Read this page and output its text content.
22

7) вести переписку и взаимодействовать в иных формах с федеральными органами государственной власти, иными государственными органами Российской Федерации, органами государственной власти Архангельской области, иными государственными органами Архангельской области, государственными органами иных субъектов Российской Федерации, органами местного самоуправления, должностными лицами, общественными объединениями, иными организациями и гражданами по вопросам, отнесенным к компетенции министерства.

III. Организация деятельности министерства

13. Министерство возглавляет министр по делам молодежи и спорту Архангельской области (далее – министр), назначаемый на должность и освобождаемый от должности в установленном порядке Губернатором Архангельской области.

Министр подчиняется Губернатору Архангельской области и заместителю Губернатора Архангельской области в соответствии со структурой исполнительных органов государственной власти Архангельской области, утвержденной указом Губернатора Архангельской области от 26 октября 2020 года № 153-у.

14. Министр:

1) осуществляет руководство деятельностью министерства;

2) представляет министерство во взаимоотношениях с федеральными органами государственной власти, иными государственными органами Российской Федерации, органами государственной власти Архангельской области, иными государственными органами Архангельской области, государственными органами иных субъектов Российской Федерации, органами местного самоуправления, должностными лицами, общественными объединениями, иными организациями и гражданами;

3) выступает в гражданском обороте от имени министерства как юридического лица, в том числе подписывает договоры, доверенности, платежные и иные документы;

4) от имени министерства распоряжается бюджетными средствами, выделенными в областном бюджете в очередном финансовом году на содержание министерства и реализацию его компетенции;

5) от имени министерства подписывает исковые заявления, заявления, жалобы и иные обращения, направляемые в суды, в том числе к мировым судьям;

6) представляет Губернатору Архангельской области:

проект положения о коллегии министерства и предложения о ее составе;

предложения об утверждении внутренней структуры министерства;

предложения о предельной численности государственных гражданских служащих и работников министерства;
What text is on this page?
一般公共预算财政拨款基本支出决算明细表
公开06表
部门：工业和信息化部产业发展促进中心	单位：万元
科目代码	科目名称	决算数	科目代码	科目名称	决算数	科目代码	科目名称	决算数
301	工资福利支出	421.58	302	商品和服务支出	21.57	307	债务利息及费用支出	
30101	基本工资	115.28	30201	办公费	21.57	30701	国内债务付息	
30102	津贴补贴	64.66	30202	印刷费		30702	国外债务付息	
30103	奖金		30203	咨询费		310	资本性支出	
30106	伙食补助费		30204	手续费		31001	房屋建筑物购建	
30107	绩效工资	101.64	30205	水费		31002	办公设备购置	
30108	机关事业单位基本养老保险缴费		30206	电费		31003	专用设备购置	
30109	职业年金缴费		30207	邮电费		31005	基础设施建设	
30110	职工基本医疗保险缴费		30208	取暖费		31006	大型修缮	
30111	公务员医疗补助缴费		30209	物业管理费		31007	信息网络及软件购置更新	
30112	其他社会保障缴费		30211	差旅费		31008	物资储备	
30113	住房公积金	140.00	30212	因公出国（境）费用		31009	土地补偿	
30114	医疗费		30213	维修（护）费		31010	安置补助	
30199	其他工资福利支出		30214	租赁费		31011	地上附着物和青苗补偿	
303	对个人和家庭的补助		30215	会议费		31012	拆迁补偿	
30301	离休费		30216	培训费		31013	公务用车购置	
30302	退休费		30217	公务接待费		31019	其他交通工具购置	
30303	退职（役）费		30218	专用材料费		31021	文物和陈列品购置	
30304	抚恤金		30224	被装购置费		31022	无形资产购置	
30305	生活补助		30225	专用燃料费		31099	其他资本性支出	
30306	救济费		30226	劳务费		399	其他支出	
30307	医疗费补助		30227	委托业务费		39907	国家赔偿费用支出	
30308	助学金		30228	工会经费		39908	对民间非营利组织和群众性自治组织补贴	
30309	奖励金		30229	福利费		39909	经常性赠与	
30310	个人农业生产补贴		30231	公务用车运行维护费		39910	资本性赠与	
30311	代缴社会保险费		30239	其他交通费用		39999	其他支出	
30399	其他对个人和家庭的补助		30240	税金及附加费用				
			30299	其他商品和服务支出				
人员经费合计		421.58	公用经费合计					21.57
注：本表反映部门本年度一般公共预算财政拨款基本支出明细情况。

————————

List all lines from the entries that include the word "подписывает".

Exercise answer:
3) выступает в гражданском обороте от имени министерства как юридического лица, в том числе подписывает договоры, доверенности, платежные и иные документы;
5) от имени министерства подписывает исковые заявления, заявления, жалобы и иные обращения, направляемые в суды, в том числе к мировым судьям;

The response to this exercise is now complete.